■ **WORK INSTRUCTIONS**
Using the data below, copy every line that contains the word "total".
** START OF RAW RECORDS **
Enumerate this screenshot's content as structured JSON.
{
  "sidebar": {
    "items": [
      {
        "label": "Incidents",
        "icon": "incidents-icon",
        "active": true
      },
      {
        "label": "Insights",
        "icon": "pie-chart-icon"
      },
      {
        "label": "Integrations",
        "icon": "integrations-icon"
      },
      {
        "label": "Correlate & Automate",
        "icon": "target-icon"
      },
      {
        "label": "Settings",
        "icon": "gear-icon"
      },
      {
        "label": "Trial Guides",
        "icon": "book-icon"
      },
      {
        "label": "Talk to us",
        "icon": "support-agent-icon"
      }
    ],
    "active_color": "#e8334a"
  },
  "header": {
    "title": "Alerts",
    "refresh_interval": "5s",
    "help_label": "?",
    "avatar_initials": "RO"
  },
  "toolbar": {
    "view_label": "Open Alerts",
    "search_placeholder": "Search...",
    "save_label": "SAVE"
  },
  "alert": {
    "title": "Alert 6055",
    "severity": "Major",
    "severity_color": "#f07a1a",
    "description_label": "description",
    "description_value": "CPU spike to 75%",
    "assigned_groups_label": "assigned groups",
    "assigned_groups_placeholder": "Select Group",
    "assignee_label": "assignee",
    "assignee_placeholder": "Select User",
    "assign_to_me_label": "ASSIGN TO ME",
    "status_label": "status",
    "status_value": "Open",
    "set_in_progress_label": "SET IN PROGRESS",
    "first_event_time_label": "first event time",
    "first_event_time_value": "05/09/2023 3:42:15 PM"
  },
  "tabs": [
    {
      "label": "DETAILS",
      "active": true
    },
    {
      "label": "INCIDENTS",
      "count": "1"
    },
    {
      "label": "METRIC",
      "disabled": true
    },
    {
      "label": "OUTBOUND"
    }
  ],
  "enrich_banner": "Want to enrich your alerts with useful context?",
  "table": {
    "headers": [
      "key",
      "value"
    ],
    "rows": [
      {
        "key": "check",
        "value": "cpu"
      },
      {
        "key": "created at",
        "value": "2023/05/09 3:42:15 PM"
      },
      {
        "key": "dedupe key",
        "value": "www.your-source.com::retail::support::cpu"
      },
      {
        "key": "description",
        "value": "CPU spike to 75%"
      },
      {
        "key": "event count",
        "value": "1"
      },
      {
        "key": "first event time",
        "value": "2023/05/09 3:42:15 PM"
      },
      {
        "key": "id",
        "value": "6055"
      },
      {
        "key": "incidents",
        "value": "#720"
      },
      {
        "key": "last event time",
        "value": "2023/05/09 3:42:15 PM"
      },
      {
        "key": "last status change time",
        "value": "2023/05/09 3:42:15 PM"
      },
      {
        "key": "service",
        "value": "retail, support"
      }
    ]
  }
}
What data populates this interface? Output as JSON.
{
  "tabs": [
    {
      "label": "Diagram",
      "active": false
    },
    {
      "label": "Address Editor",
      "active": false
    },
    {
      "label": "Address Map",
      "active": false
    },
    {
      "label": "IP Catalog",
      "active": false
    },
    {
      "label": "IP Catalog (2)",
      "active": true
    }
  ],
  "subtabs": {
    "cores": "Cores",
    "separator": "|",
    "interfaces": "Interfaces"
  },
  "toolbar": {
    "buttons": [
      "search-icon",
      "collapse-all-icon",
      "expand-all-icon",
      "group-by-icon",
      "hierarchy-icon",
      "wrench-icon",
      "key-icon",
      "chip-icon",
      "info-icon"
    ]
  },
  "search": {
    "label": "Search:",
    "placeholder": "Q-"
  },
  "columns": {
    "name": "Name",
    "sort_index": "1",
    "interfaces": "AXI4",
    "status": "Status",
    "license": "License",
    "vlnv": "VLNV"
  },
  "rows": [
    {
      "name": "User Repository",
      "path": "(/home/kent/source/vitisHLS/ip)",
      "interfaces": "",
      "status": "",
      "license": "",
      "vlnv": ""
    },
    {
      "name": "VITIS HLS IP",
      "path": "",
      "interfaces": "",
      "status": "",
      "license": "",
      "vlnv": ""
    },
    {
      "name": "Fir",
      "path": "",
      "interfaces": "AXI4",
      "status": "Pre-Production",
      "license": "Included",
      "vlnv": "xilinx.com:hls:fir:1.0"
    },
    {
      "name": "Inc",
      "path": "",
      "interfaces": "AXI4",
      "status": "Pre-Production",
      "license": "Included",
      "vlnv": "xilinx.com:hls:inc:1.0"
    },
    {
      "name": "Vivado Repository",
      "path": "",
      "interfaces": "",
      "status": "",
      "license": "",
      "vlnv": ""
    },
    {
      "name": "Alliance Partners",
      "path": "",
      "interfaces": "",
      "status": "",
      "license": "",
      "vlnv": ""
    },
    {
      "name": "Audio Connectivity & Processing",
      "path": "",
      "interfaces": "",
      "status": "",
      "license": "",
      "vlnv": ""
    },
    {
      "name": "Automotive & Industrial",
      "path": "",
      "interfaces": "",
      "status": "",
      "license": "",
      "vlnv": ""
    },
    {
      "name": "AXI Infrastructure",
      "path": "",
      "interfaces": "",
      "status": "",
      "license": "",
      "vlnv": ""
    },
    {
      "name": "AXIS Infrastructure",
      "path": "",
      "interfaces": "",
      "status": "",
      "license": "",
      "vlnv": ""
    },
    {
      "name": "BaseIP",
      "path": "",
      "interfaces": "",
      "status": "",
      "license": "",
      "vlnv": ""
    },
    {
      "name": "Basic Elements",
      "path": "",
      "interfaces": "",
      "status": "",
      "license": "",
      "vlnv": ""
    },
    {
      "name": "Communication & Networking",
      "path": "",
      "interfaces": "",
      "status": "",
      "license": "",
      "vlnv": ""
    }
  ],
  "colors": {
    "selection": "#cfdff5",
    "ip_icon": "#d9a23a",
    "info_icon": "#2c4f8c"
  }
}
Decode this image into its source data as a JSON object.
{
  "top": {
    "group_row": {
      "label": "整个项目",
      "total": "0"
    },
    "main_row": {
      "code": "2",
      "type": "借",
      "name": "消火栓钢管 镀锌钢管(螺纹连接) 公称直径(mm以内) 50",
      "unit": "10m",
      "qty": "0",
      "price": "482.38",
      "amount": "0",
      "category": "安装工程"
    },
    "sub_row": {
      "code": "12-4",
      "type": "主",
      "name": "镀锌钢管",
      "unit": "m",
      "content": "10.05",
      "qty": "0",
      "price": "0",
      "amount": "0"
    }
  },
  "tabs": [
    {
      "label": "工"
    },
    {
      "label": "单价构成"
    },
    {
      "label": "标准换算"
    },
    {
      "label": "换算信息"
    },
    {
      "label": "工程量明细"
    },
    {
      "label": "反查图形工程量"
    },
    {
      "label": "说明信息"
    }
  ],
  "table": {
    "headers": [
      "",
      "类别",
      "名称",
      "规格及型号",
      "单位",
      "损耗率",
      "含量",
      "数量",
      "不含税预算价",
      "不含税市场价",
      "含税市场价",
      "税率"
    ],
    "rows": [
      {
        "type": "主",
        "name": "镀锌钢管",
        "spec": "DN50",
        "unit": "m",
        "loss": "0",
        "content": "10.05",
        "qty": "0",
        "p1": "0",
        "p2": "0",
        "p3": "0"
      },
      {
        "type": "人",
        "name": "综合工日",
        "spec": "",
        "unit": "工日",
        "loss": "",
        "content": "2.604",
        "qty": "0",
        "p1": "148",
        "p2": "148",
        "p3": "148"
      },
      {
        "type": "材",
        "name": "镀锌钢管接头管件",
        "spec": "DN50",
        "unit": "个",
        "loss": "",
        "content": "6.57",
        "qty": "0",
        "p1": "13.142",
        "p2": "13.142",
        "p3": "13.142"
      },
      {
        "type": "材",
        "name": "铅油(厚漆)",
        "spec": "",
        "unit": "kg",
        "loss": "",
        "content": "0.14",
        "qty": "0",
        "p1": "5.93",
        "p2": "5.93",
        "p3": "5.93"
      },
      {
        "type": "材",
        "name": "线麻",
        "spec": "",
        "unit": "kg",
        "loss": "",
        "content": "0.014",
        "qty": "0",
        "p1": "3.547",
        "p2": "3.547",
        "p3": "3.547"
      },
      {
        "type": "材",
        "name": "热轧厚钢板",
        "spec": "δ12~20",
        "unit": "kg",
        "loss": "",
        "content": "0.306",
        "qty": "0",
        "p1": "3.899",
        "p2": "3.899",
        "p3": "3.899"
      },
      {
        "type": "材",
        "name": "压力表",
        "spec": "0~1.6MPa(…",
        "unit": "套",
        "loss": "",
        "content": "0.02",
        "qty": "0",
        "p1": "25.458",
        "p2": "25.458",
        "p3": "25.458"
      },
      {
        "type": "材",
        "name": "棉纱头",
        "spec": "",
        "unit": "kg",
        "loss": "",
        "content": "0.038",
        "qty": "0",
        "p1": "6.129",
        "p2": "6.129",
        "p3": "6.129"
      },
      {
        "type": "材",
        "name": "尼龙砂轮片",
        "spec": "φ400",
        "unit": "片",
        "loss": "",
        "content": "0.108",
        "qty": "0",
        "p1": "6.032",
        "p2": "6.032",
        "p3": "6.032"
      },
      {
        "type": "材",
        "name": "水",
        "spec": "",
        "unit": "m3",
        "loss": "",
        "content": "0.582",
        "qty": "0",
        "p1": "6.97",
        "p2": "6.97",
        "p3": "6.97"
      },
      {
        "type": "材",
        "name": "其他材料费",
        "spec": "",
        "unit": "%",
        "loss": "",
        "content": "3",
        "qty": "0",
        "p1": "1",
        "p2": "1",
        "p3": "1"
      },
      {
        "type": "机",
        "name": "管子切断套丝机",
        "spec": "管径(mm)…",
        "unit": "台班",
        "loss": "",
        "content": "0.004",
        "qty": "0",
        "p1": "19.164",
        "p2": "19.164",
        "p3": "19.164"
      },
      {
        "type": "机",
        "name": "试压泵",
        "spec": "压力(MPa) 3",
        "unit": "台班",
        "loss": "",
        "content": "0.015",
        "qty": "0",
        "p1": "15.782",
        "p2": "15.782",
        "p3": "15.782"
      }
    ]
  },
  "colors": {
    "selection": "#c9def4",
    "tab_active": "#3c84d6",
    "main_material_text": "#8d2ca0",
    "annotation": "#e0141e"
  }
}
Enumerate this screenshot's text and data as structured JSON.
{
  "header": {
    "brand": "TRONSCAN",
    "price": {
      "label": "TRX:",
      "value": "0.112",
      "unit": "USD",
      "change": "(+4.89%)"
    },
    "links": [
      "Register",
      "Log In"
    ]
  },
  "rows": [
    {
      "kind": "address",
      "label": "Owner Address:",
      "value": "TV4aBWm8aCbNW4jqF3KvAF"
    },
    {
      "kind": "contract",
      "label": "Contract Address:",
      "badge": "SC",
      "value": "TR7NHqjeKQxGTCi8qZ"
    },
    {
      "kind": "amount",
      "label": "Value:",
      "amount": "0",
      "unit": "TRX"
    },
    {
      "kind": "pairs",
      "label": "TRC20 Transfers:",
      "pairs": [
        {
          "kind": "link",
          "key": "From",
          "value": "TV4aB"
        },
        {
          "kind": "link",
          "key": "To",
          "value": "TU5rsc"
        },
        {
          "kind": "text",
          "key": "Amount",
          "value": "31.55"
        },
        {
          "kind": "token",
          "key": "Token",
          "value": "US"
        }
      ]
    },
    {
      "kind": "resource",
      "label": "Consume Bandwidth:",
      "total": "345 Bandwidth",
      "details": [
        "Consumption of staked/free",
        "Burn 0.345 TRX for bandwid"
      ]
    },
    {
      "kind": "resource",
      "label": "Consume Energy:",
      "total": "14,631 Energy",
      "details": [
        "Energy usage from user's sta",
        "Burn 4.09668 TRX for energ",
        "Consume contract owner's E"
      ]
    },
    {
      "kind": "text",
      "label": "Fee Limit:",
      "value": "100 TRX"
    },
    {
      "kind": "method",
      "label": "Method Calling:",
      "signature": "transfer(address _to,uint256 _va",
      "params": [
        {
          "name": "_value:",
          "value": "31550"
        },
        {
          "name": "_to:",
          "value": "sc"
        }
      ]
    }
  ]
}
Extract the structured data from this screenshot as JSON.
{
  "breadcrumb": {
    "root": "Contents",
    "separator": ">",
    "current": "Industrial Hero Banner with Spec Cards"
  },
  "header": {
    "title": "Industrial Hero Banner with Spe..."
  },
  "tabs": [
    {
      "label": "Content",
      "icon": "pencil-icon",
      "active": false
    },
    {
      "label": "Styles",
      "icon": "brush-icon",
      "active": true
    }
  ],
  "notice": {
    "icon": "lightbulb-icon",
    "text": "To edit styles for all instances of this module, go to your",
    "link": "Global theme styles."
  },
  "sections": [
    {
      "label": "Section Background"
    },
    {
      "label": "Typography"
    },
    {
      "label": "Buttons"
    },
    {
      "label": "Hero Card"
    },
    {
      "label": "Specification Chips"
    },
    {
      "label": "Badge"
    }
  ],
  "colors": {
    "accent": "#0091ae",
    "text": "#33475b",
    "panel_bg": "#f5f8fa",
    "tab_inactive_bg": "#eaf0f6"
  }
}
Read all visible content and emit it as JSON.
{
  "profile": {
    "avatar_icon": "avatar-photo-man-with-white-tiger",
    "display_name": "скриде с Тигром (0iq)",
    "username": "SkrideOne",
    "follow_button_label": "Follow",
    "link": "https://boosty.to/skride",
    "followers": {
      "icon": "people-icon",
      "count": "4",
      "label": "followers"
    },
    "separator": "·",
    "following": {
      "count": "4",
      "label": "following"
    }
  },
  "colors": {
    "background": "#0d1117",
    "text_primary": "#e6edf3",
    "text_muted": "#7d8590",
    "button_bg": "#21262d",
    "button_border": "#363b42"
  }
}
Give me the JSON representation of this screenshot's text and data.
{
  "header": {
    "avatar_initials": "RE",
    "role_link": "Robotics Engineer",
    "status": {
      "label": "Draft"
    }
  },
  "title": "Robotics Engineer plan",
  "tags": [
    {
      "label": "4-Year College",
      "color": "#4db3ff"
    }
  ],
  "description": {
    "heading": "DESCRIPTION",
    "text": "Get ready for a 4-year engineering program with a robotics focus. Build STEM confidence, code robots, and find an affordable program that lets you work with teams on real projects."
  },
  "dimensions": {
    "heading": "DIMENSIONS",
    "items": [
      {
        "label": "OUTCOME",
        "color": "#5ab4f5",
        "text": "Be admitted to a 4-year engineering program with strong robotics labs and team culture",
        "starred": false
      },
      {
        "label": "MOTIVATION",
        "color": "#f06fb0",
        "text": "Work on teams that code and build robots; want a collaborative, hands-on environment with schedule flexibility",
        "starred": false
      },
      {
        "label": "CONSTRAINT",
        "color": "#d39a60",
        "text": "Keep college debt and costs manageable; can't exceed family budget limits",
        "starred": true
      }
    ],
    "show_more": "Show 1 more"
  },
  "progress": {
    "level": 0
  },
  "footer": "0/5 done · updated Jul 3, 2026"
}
** END OF RAW RECORDS **
■ **ANSWER IN FULL**
      "total": "0"
      "total": "345 Bandwidth",
      "total": "14,631 Energy",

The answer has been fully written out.